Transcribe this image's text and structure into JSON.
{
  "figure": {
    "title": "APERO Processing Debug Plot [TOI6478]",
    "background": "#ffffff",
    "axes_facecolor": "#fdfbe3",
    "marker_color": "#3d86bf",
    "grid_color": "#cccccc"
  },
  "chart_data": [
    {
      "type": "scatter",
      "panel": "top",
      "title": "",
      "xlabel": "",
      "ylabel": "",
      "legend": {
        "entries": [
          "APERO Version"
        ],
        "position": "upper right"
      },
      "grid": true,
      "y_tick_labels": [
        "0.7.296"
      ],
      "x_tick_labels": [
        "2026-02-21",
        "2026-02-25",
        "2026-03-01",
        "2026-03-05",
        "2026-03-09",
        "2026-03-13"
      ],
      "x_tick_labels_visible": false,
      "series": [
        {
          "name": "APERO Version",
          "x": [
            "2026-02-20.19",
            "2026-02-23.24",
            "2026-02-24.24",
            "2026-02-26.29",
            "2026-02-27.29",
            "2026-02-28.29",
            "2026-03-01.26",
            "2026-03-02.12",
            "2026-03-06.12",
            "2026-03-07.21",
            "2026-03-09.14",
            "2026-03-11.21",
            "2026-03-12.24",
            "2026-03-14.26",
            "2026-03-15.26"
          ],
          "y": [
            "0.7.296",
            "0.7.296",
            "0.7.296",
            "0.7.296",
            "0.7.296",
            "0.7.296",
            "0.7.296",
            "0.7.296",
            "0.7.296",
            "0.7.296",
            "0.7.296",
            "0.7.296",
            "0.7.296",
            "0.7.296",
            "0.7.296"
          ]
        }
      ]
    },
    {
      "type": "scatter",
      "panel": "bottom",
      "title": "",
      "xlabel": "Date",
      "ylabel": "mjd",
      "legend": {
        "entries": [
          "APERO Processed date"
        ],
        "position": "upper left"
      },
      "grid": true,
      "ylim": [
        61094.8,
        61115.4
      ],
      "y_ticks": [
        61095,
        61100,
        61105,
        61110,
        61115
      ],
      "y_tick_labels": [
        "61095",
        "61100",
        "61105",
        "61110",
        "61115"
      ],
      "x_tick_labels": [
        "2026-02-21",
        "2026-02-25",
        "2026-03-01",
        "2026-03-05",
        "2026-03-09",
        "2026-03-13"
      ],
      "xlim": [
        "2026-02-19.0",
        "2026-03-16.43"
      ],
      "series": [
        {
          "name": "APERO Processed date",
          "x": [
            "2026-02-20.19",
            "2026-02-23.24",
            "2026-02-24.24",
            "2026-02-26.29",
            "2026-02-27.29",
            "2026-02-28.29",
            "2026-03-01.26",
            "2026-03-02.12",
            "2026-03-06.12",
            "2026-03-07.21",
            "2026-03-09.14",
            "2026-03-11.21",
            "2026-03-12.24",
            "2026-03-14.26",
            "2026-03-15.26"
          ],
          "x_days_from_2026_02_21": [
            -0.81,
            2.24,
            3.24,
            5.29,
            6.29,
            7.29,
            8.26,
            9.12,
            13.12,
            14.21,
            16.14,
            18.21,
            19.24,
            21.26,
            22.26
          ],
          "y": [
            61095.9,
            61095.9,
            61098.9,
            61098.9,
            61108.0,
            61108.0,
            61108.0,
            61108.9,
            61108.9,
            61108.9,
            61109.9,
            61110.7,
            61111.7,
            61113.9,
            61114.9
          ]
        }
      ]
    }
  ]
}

◆ Stated task
All of the entries above must be quoted exactly.

◆ Answer to this task
Transcribe this image's text and structure into JSON.
{
  "figure": {
    "title": "APERO Processing Debug Plot [TOI6478]",
    "background": "#ffffff",
    "axes_facecolor": "#fdfbe3",
    "marker_color": "#3d86bf",
    "grid_color": "#cccccc"
  },
  "chart_data": [
    {
      "type": "scatter",
      "panel": "top",
      "title": "",
      "xlabel": "",
      "ylabel": "",
      "legend": {
        "entries": [
          "APERO Version"
        ],
        "position": "upper right"
      },
      "grid": true,
      "y_tick_labels": [
        "0.7.296"
      ],
      "x_tick_labels": [
        "2026-02-21",
        "2026-02-25",
        "2026-03-01",
        "2026-03-05",
        "2026-03-09",
        "2026-03-13"
      ],
      "x_tick_labels_visible": false,
      "series": [
        {
          "name": "APERO Version",
          "x": [
            "2026-02-20.19",
            "2026-02-23.24",
            "2026-02-24.24",
            "2026-02-26.29",
            "2026-02-27.29",
            "2026-02-28.29",
            "2026-03-01.26",
            "2026-03-02.12",
            "2026-03-06.12",
            "2026-03-07.21",
            "2026-03-09.14",
            "2026-03-11.21",
            "2026-03-12.24",
            "2026-03-14.26",
            "2026-03-15.26"
          ],
          "y": [
            "0.7.296",
            "0.7.296",
            "0.7.296",
            "0.7.296",
            "0.7.296",
            "0.7.296",
            "0.7.296",
            "0.7.296",
            "0.7.296",
            "0.7.296",
            "0.7.296",
            "0.7.296",
            "0.7.296",
            "0.7.296",
            "0.7.296"
          ]
        }
      ]
    },
    {
      "type": "scatter",
      "panel": "bottom",
      "title": "",
      "xlabel": "Date",
      "ylabel": "mjd",
      "legend": {
        "entries": [
          "APERO Processed date"
        ],
        "position": "upper left"
      },
      "grid": true,
      "ylim": [
        61094.8,
        61115.4
      ],
      "y_ticks": [
        61095,
        61100,
        61105,
        61110,
        61115
      ],
      "y_tick_labels": [
        "61095",
        "61100",
        "61105",
        "61110",
        "61115"
      ],
      "x_tick_labels": [
        "2026-02-21",
        "2026-02-25",
        "2026-03-01",
        "2026-03-05",
        "2026-03-09",
        "2026-03-13"
      ],
      "xlim": [
        "2026-02-19.0",
        "2026-03-16.43"
      ],
      "series": [
        {
          "name": "APERO Processed date",
          "x": [
            "2026-02-20.19",
            "2026-02-23.24",
            "2026-02-24.24",
            "2026-02-26.29",
            "2026-02-27.29",
            "2026-02-28.29",
            "2026-03-01.26",
            "2026-03-02.12",
            "2026-03-06.12",
            "2026-03-07.21",
            "2026-03-09.14",
            "2026-03-11.21",
            "2026-03-12.24",
            "2026-03-14.26",
            "2026-03-15.26"
          ],
          "x_days_from_2026_02_21": [
            -0.81,
            2.24,
            3.24,
            5.29,
            6.29,
            7.29,
            8.26,
            9.12,
            13.12,
            14.21,
            16.14,
            18.21,
            19.24,
            21.26,
            22.26
          ],
          "y": [
            61095.9,
            61095.9,
            61098.9,
            61098.9,
            61108.0,
            61108.0,
            61108.0,
            61108.9,
            61108.9,
            61108.9,
            61109.9,
            61110.7,
            61111.7,
            61113.9,
            61114.9
          ]
        }
      ]
    }
  ]
}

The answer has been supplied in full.